*SET PROBLEM 1*:
Say whether each statement agrees with the Drew Feustel article below. Answer yes or no, and quote the words from the article that decide it.
(a) As a teenager, Feustel restored a 1967 Ford Mustang.
(b) The March 2018 flight will be Feustel's second trip into space.
(c) At Oakland Community College, Feustel's only major was industrial and automotive design.

*GIVEN TEXT*:
▬▬▬▬▬▬
Sounds sort of like a classic car restoration, right? Well, for one of those spacewalkers, the environment may have been new but such mechanical restoration work was something he’d been doing since he was a teenager restoring a 1967 Ford Mustang in the family garage in north suburban Detroit.

Astronaut Drew Feustel on car restoration and mechanics in space
Feustel rode to work twice on the Space Shuttle. He restores and collects classics such as the BMW, but also needs a daily driver | Anthony Feustel photo courtesy RPM Foundation

In March 2018, astronaut Andrew J. “Drew” Feustel will make his third flight into space, and this time he’s scheduled to spend six months in the International Space Station where, during any free time he may have, Feustel might be found sketching out car designs.

“I wanted to be an automotive designer,” Feustel said during a recent pre-flight interview.

But back when he was a teenager enrolled at Oakland Community College in Michigan, Feustel had declared two majors. One, as you might expect, was industrial and automotive design. But the other was geology.
▬▬▬▬▬▬
*SET PROBLEM 2*:
Repeat the listing below word for word, from its first line through the line that contains "double-check-icon: [613, 246, 634, 260]". Include both of those lines.
▬▬▬▬▬▬
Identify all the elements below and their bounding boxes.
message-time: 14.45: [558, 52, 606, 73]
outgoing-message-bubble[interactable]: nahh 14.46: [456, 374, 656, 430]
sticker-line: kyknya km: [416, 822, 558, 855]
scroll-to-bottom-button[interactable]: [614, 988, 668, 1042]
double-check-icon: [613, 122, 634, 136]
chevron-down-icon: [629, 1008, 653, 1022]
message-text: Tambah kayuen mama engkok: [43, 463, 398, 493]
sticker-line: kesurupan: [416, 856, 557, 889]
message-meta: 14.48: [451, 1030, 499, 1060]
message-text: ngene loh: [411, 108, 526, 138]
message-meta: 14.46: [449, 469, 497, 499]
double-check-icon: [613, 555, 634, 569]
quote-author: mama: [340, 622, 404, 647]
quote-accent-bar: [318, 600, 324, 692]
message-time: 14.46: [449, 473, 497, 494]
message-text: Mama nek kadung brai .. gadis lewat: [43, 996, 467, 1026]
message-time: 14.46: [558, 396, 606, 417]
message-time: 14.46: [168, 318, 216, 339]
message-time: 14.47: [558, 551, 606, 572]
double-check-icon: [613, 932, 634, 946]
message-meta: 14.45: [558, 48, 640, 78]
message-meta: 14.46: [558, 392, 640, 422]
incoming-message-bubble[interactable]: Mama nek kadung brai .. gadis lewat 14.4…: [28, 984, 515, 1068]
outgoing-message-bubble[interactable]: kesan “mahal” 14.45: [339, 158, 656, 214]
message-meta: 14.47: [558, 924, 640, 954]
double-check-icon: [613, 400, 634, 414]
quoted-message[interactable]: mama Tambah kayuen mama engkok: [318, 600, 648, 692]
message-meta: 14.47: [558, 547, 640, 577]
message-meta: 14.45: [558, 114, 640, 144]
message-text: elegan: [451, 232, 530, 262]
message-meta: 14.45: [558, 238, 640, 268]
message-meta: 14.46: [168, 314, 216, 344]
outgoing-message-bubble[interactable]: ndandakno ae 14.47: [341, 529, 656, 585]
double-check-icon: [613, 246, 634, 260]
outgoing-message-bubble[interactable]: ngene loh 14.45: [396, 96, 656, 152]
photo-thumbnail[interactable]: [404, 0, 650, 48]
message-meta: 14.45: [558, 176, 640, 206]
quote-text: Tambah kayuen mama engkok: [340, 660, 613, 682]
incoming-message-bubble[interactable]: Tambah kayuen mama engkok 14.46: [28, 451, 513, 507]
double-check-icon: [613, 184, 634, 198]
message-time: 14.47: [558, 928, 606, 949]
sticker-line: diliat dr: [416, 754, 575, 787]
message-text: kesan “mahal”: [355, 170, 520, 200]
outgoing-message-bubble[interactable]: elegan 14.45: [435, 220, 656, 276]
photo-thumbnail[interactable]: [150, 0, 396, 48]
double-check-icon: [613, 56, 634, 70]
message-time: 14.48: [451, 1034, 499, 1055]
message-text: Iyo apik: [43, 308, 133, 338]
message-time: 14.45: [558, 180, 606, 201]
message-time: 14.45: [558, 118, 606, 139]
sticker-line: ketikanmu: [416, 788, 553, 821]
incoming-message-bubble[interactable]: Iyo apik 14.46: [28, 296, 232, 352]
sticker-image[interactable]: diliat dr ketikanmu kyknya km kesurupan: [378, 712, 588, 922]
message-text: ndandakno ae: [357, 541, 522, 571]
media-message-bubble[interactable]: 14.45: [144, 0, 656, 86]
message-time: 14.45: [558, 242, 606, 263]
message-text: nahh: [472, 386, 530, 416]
▬▬▬▬▬▬
*RIGHT ANSWER 1*:
(a) Yes: "restoring a 1967 Ford Mustang in the family garage in north suburban Detroit"
(b) No: "will make his third flight into space"
(c) No: "Feustel had declared two majors"

*RIGHT ANSWER 2*:
Identify all the elements below and their bounding boxes.
message-time: 14.45: [558, 52, 606, 73]
outgoing-message-bubble[interactable]: nahh 14.46: [456, 374, 656, 430]
sticker-line: kyknya km: [416, 822, 558, 855]
scroll-to-bottom-button[interactable]: [614, 988, 668, 1042]
double-check-icon: [613, 122, 634, 136]
chevron-down-icon: [629, 1008, 653, 1022]
message-text: Tambah kayuen mama engkok: [43, 463, 398, 493]
sticker-line: kesurupan: [416, 856, 557, 889]
message-meta: 14.48: [451, 1030, 499, 1060]
message-text: ngene loh: [411, 108, 526, 138]
message-meta: 14.46: [449, 469, 497, 499]
double-check-icon: [613, 555, 634, 569]
quote-author: mama: [340, 622, 404, 647]
quote-accent-bar: [318, 600, 324, 692]
message-time: 14.46: [449, 473, 497, 494]
message-text: Mama nek kadung brai .. gadis lewat: [43, 996, 467, 1026]
message-time: 14.46: [558, 396, 606, 417]
message-time: 14.46: [168, 318, 216, 339]
message-time: 14.47: [558, 551, 606, 572]
double-check-icon: [613, 932, 634, 946]
message-meta: 14.45: [558, 48, 640, 78]
message-meta: 14.46: [558, 392, 640, 422]
incoming-message-bubble[interactable]: Mama nek kadung brai .. gadis lewat 14.4…: [28, 984, 515, 1068]
outgoing-message-bubble[interactable]: kesan “mahal” 14.45: [339, 158, 656, 214]
message-meta: 14.47: [558, 924, 640, 954]
double-check-icon: [613, 400, 634, 414]
quoted-message[interactable]: mama Tambah kayuen mama engkok: [318, 600, 648, 692]
message-meta: 14.47: [558, 547, 640, 577]
message-meta: 14.45: [558, 114, 640, 144]
message-text: elegan: [451, 232, 530, 262]
message-meta: 14.45: [558, 238, 640, 268]
message-meta: 14.46: [168, 314, 216, 344]
outgoing-message-bubble[interactable]: ndandakno ae 14.47: [341, 529, 656, 585]
double-check-icon: [613, 246, 634, 260]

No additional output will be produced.